Data listing
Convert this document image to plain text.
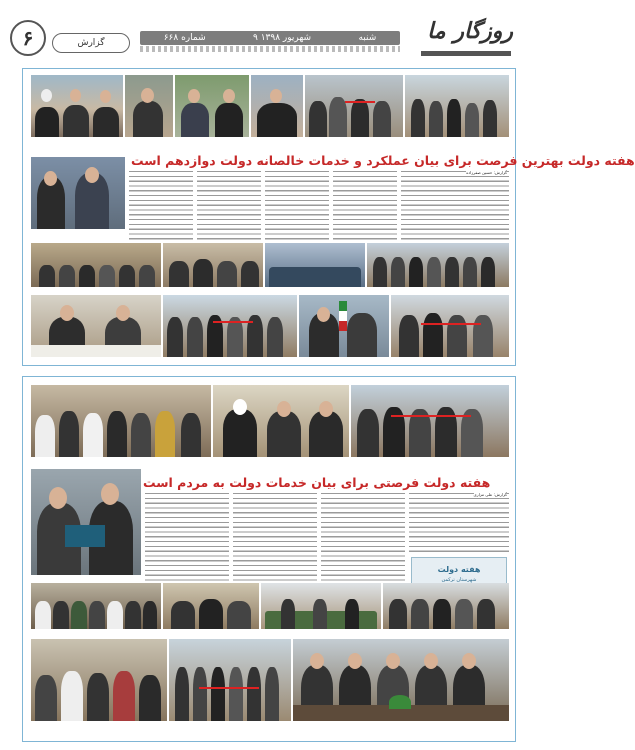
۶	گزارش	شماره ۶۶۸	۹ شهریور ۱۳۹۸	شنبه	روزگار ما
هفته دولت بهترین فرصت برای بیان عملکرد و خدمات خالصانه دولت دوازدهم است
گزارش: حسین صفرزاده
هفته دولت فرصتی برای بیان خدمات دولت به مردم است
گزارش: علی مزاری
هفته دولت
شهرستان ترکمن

---

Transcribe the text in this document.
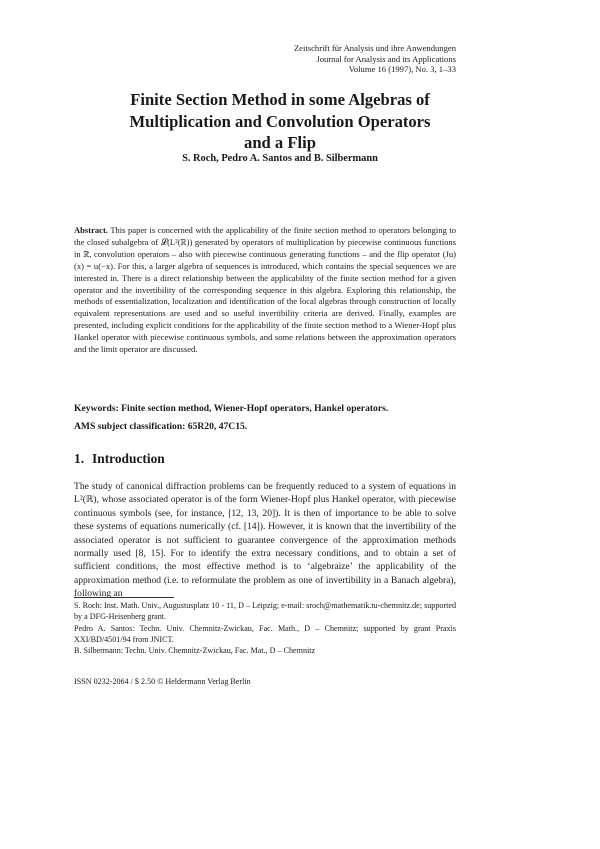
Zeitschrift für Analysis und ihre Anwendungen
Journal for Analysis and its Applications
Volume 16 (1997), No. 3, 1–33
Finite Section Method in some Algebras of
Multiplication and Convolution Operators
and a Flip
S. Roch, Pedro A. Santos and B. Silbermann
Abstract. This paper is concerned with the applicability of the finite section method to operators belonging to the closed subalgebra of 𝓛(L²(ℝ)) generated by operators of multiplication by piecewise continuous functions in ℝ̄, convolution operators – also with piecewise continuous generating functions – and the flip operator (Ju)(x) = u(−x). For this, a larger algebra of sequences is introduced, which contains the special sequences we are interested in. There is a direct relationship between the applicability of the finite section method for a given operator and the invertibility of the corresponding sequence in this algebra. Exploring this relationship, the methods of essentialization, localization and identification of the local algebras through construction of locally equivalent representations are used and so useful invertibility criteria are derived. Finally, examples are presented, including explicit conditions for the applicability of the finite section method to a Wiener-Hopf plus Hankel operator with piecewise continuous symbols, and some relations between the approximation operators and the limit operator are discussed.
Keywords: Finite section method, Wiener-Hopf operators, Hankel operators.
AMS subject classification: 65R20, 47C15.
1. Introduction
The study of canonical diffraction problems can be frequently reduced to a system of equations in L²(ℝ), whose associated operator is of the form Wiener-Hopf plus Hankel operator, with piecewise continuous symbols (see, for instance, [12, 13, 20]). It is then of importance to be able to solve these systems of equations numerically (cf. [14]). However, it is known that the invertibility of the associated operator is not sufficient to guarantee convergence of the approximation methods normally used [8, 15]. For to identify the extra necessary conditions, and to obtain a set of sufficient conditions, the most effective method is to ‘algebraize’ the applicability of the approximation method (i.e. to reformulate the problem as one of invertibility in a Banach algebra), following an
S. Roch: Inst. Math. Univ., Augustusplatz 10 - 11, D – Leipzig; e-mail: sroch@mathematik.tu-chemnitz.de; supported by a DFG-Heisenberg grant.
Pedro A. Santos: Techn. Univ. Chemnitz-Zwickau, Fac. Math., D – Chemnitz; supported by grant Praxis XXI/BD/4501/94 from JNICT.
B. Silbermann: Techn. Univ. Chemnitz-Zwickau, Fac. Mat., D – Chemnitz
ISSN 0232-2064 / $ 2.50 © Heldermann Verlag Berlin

--

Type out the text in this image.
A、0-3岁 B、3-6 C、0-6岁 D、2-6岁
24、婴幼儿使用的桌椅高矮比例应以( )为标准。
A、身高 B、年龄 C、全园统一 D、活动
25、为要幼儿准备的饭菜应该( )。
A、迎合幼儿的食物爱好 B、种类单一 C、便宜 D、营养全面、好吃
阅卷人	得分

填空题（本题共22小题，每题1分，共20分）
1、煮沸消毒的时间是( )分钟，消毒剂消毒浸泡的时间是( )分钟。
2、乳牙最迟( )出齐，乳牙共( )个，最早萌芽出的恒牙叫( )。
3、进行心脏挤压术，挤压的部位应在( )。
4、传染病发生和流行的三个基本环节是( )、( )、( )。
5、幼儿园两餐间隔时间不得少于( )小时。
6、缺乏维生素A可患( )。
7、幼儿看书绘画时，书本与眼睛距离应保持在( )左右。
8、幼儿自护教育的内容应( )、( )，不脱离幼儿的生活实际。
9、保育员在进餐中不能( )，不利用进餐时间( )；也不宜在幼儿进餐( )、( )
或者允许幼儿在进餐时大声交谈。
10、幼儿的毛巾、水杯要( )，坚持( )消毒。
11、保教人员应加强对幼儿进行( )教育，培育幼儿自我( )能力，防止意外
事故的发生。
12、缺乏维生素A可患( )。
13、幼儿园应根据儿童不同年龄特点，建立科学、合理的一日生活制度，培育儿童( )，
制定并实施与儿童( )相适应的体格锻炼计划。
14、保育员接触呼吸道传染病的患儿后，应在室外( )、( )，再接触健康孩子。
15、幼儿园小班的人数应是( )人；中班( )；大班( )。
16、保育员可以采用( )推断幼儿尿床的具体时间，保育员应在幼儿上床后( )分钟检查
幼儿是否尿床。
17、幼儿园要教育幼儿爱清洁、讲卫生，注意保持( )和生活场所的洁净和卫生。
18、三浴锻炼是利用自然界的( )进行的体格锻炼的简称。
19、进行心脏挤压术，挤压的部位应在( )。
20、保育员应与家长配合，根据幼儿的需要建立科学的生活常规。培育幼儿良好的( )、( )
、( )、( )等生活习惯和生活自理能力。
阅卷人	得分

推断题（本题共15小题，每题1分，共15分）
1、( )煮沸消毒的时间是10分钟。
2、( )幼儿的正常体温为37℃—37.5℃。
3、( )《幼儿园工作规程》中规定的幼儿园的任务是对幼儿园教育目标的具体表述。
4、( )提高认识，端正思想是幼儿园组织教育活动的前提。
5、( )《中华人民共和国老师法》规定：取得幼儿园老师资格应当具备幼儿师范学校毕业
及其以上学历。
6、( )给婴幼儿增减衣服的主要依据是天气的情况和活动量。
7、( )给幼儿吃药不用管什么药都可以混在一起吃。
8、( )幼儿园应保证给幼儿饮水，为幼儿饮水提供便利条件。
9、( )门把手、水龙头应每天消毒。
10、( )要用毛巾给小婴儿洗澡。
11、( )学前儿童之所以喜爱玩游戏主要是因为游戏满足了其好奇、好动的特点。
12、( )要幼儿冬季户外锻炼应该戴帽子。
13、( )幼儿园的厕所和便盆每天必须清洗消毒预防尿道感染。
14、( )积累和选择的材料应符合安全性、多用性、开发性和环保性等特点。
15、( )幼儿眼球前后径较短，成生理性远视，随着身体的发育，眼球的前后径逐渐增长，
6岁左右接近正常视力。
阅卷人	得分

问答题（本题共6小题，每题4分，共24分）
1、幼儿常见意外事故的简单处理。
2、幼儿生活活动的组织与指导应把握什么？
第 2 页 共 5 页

* _Exercise details_:
How many lines in the listing above contain the string "Techn"? Answer with the number only.

* _Exercise response_:
2